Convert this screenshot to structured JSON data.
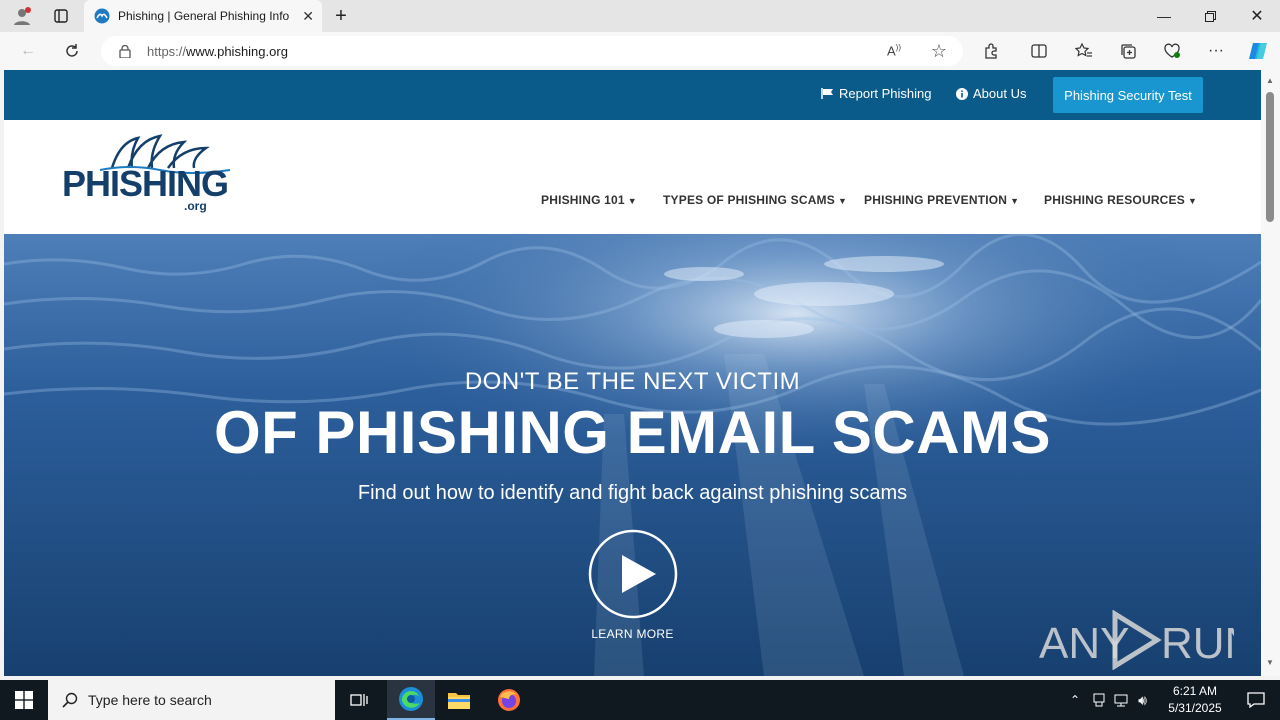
{
  "browser": {
    "tab_title": "Phishing | General Phishing Information",
    "url_prefix": "https://",
    "url_host": "www.phishing.org"
  },
  "site": {
    "top_links": {
      "report": "Report Phishing",
      "about": "About Us",
      "test_button": "Phishing Security Test"
    },
    "logo_text": "PHISHING",
    "logo_suffix": ".org",
    "menu": [
      {
        "label": "PHISHING 101"
      },
      {
        "label": "TYPES OF PHISHING SCAMS"
      },
      {
        "label": "PHISHING PREVENTION"
      },
      {
        "label": "PHISHING RESOURCES"
      }
    ],
    "hero": {
      "subheading": "DON'T BE THE NEXT VICTIM",
      "heading": "OF PHISHING EMAIL SCAMS",
      "tagline": "Find out how to identify and fight back against phishing scams",
      "cta": "LEARN MORE"
    },
    "watermark": "ANY RUN"
  },
  "taskbar": {
    "search_placeholder": "Type here to search",
    "time": "6:21 AM",
    "date": "5/31/2025"
  },
  "colors": {
    "top_strip": "#0b5b8a",
    "test_button": "#1995cf",
    "logo_blue": "#143f6b"
  }
}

------------------------------------------------

--- Problem requirements ---
List each line in the listing that contains the string "label".

--- Written answer ---
        "label": "PHISHING 101"
        "label": "TYPES OF PHISHING SCAMS"
        "label": "PHISHING PREVENTION"
        "label": "PHISHING RESOURCES"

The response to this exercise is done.